---------- Fragmento extraído
Fiscal Frank Almanza señala que mafias mineras buscan poder político y denuncia falta de recursos logísticos para combatir su avance en el país.
El fiscal superior Frank Almanza, coordinador de las Fiscalías Especializadas en Materia Ambiental (FEMA), alertó sobre la creciente posibilidad de que la minería ilegal financie candidaturas en las elecciones generales, regionales y municipales del 2026. “Todo aquel que tiene poder económico busca poder político. Así que no sería extraño que el dinero de la minería ilegal financie candidaturas”, afirmó.
La advertencia se suma a un creciente temor en sectores institucionales del país sobre la penetración de intereses ilegales en la política. De hecho, según una encuesta reciente de Ipsos, el 70 % de los peruanos considera que esta actividad minera informal financiará la próxima campaña electoral, y el 82 % cree que ya tiene influencia sobre el Congreso y gobiernos regionales.
Almanza remarcó que este tema debe formar parte del debate político rumbo a las próximas elecciones. “Ahora que se aproximan las elecciones, los candidatos deben proponer soluciones claras. Este problema no puede seguir siendo ignorado”, insistió.
La interdicción no basta
El fiscal también señaló que, si bien se realizan interdicciones para destruir maquinaria y frenar la actividad minera ilegal —como dragas, retroexcavadoras o sistemas de lavado—, estas acciones son insuficientes ante el alto poder económico de las mafias mineras. “Se destruyen diez máquinas por operativo, pero los ilegales las reemplazan rápidamente. La minería ilegal tiene poder adquisitivo y el alto precio del oro la sigue alimentando”, explicó.
Por ello, Almanza considera urgente pasar del decomiso de equipos a la identificación y desarticulación de las redes criminales detrás del negocio. “Solo se detiene a los peones. Hace falta inteligencia operativa para llegar a quienes lideran estas organizaciones”, puntualizó.
--------------------
> _Consignas de trabajo_
[1] En el texto sobre la minería ilegal, ¿qué porcentaje de peruanos cree, según la encuesta de Ipsos, que esta actividad ya tiene influencia sobre el Congreso y los gobiernos regionales?
[2] Retoma el texto sobre la minería ilegal y continúalo a partir de su última oración.
Los datos no intervienen en nada de esto.
---------- Datos proporcionados
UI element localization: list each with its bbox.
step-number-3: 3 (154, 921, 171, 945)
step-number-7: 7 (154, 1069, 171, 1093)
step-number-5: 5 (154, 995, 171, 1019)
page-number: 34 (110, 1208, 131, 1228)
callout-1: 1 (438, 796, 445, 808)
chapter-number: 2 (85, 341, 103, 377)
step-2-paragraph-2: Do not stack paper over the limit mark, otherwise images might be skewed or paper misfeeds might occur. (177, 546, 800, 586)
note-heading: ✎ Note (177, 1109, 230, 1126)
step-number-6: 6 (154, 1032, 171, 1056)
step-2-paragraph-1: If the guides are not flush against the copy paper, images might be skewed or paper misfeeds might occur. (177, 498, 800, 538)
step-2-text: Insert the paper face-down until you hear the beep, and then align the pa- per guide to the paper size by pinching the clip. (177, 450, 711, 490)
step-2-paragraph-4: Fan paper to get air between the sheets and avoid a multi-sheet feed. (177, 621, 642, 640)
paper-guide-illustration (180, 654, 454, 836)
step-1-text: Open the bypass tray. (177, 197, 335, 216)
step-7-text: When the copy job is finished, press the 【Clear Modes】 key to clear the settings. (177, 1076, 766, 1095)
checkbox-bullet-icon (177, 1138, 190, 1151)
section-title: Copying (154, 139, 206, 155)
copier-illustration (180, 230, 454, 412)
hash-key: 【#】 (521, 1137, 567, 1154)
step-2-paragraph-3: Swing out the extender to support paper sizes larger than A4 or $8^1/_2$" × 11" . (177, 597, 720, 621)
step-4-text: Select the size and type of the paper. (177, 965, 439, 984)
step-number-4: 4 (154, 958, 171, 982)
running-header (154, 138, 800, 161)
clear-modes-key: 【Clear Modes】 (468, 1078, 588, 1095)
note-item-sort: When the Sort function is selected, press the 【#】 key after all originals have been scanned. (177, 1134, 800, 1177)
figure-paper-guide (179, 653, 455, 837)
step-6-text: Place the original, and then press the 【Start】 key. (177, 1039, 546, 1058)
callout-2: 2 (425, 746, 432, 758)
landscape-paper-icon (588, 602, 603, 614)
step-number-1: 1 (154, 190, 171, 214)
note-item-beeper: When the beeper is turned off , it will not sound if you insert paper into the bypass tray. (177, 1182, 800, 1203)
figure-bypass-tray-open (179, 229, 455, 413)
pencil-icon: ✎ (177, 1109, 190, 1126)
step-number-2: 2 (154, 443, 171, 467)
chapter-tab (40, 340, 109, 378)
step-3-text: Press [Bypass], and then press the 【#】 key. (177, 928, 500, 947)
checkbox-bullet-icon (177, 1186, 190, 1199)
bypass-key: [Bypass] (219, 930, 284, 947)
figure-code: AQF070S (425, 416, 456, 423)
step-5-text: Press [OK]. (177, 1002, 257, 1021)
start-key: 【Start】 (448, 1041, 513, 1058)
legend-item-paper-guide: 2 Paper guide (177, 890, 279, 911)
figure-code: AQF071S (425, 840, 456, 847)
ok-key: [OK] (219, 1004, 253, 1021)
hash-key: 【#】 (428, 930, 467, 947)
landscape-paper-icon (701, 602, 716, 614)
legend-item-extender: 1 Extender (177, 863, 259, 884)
--------------------
> _Respuestas del ejercicio_
[1] El 82 %.

[2]
Críticas al Reinfo
Almanza también cuestionó severamente el uso del Registro Integral de Formalización Minera (Reinfo), al cual calificó como una “licencia para operar ilegalmente”. Según explicó, desde su creación en 2012, menos del 2 % de los inscritos ha logrado formalizarse. Actualmente existen más de 80,000 registros, de los cuales 60,000 están suspendidos, pero eso no impide que sigan operando. “La norma permite que con solo estar inscrito se exoneren de responsabilidad penal. Eso es inaceptable”, señaló.
El fiscal detalló que la disposición complementaria del Decreto Legislativo N.º 1351 permite que tener un número de Reinfo sea suficiente para quedar exento de delitos ambientales, situación que debilita la labor de las fiscalías.
Sin recursos para actuar
A pesar de la gravedad del problema, Almanza denunció la falta de presupuesto y herramientas básicas para enfrentar la minería ilegal. Detalló que las FEMA necesitan vehículos 4×4 para zonas andinas, deslizadores y chalupas para ríos amazónicos, además de equipos personales de protección, ropa especializada y equipos tecnológicos. “Este año no hemos recibido presupuesto para estas necesidades. Solo en Pataz se asignaron fondos tras la tragedia”, lamentó.
Finalmente, reiteró que la lucha contra la minería ilegal debe ser una prioridad nacional, no solo por su impacto ambiental, sino por los riesgos que representa para la institucionalidad democrática del país.